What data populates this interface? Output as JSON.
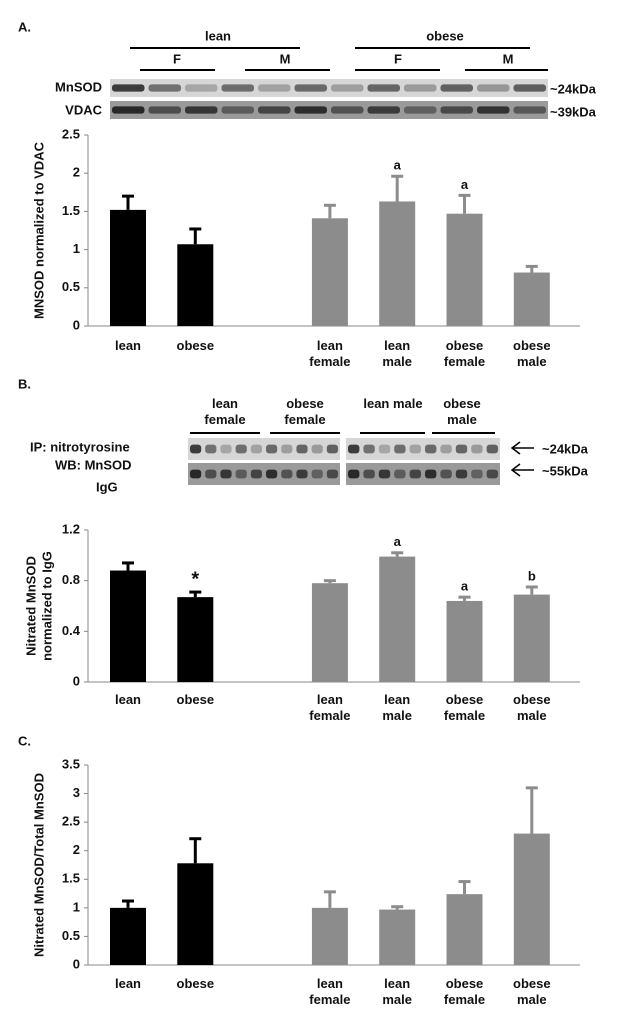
{
  "chart_data": [
    {
      "type": "bar",
      "panel_label": "A.",
      "blot": {
        "groups": [
          "lean",
          "obese"
        ],
        "sexes": [
          "F",
          "M",
          "F",
          "M"
        ],
        "rows": [
          "MnSOD",
          "VDAC"
        ],
        "sizes": [
          "~24kDa",
          "~39kDa"
        ]
      },
      "ylabel": [
        "MNSOD normalized  to VDAC"
      ],
      "categories": [
        "lean",
        "obese",
        null,
        "lean female",
        "lean male",
        "obese female",
        "obese male"
      ],
      "values": [
        1.52,
        1.07,
        null,
        1.41,
        1.63,
        1.47,
        0.7
      ],
      "errors": [
        0.18,
        0.2,
        null,
        0.17,
        0.33,
        0.24,
        0.08
      ],
      "annotations": [
        null,
        null,
        null,
        null,
        "a",
        "a",
        null
      ],
      "colors": [
        "#000000",
        "#000000",
        null,
        "#8c8c8c",
        "#8c8c8c",
        "#8c8c8c",
        "#8c8c8c"
      ],
      "ylim": [
        0,
        2.5
      ],
      "yticks": [
        0,
        0.5,
        1,
        1.5,
        2,
        2.5
      ]
    },
    {
      "type": "bar",
      "panel_label": "B.",
      "blot": {
        "groups": [
          "lean female",
          "obese female",
          "lean male",
          "obese male"
        ],
        "rows": [
          "IP: nitrotyrosine",
          "WB: MnSOD",
          "IgG"
        ],
        "sizes": [
          "~24kDa",
          "~55kDa"
        ]
      },
      "ylabel": [
        "Nitrated MnSOD",
        "normalized to IgG"
      ],
      "categories": [
        "lean",
        "obese",
        null,
        "lean female",
        "lean male",
        "obese female",
        "obese male"
      ],
      "values": [
        0.88,
        0.67,
        null,
        0.78,
        0.99,
        0.64,
        0.69
      ],
      "errors": [
        0.06,
        0.04,
        null,
        0.02,
        0.03,
        0.03,
        0.06
      ],
      "annotations": [
        null,
        "*",
        null,
        null,
        "a",
        "a",
        "b"
      ],
      "colors": [
        "#000000",
        "#000000",
        null,
        "#8c8c8c",
        "#8c8c8c",
        "#8c8c8c",
        "#8c8c8c"
      ],
      "ylim": [
        0,
        1.2
      ],
      "yticks": [
        0,
        0.4,
        0.8,
        1.2
      ]
    },
    {
      "type": "bar",
      "panel_label": "C.",
      "ylabel": [
        "Nitrated MnSOD/Total MnSOD"
      ],
      "categories": [
        "lean",
        "obese",
        null,
        "lean female",
        "lean male",
        "obese female",
        "obese male"
      ],
      "values": [
        1.0,
        1.78,
        null,
        1.0,
        0.97,
        1.24,
        2.3
      ],
      "errors": [
        0.12,
        0.43,
        null,
        0.28,
        0.05,
        0.22,
        0.8
      ],
      "annotations": [
        null,
        null,
        null,
        null,
        null,
        null,
        null
      ],
      "colors": [
        "#000000",
        "#000000",
        null,
        "#8c8c8c",
        "#8c8c8c",
        "#8c8c8c",
        "#8c8c8c"
      ],
      "ylim": [
        0,
        3.5
      ],
      "yticks": [
        0,
        0.5,
        1,
        1.5,
        2,
        2.5,
        3,
        3.5
      ]
    }
  ]
}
+--
▶ WHAT NEEDS TO BE DONE
Reproduce the records verbatim, omitting all images they contain.

▶ RESPONSE TO THE EXERCISE
What data populates this interface? Output as JSON.
{
  "chart_data": [
    {
      "type": "bar",
      "panel_label": "A.",
      "blot": {
        "groups": [
          "lean",
          "obese"
        ],
        "sexes": [
          "F",
          "M",
          "F",
          "M"
        ],
        "rows": [
          "MnSOD",
          "VDAC"
        ],
        "sizes": [
          "~24kDa",
          "~39kDa"
        ]
      },
      "ylabel": [
        "MNSOD normalized  to VDAC"
      ],
      "categories": [
        "lean",
        "obese",
        null,
        "lean female",
        "lean male",
        "obese female",
        "obese male"
      ],
      "values": [
        1.52,
        1.07,
        null,
        1.41,
        1.63,
        1.47,
        0.7
      ],
      "errors": [
        0.18,
        0.2,
        null,
        0.17,
        0.33,
        0.24,
        0.08
      ],
      "annotations": [
        null,
        null,
        null,
        null,
        "a",
        "a",
        null
      ],
      "colors": [
        "#000000",
        "#000000",
        null,
        "#8c8c8c",
        "#8c8c8c",
        "#8c8c8c",
        "#8c8c8c"
      ],
      "ylim": [
        0,
        2.5
      ],
      "yticks": [
        0,
        0.5,
        1,
        1.5,
        2,
        2.5
      ]
    },
    {
      "type": "bar",
      "panel_label": "B.",
      "blot": {
        "groups": [
          "lean female",
          "obese female",
          "lean male",
          "obese male"
        ],
        "rows": [
          "IP: nitrotyrosine",
          "WB: MnSOD",
          "IgG"
        ],
        "sizes": [
          "~24kDa",
          "~55kDa"
        ]
      },
      "ylabel": [
        "Nitrated MnSOD",
        "normalized to IgG"
      ],
      "categories": [
        "lean",
        "obese",
        null,
        "lean female",
        "lean male",
        "obese female",
        "obese male"
      ],
      "values": [
        0.88,
        0.67,
        null,
        0.78,
        0.99,
        0.64,
        0.69
      ],
      "errors": [
        0.06,
        0.04,
        null,
        0.02,
        0.03,
        0.03,
        0.06
      ],
      "annotations": [
        null,
        "*",
        null,
        null,
        "a",
        "a",
        "b"
      ],
      "colors": [
        "#000000",
        "#000000",
        null,
        "#8c8c8c",
        "#8c8c8c",
        "#8c8c8c",
        "#8c8c8c"
      ],
      "ylim": [
        0,
        1.2
      ],
      "yticks": [
        0,
        0.4,
        0.8,
        1.2
      ]
    },
    {
      "type": "bar",
      "panel_label": "C.",
      "ylabel": [
        "Nitrated MnSOD/Total MnSOD"
      ],
      "categories": [
        "lean",
        "obese",
        null,
        "lean female",
        "lean male",
        "obese female",
        "obese male"
      ],
      "values": [
        1.0,
        1.78,
        null,
        1.0,
        0.97,
        1.24,
        2.3
      ],
      "errors": [
        0.12,
        0.43,
        null,
        0.28,
        0.05,
        0.22,
        0.8
      ],
      "annotations": [
        null,
        null,
        null,
        null,
        null,
        null,
        null
      ],
      "colors": [
        "#000000",
        "#000000",
        null,
        "#8c8c8c",
        "#8c8c8c",
        "#8c8c8c",
        "#8c8c8c"
      ],
      "ylim": [
        0,
        3.5
      ],
      "yticks": [
        0,
        0.5,
        1,
        1.5,
        2,
        2.5,
        3,
        3.5
      ]
    }
  ]
}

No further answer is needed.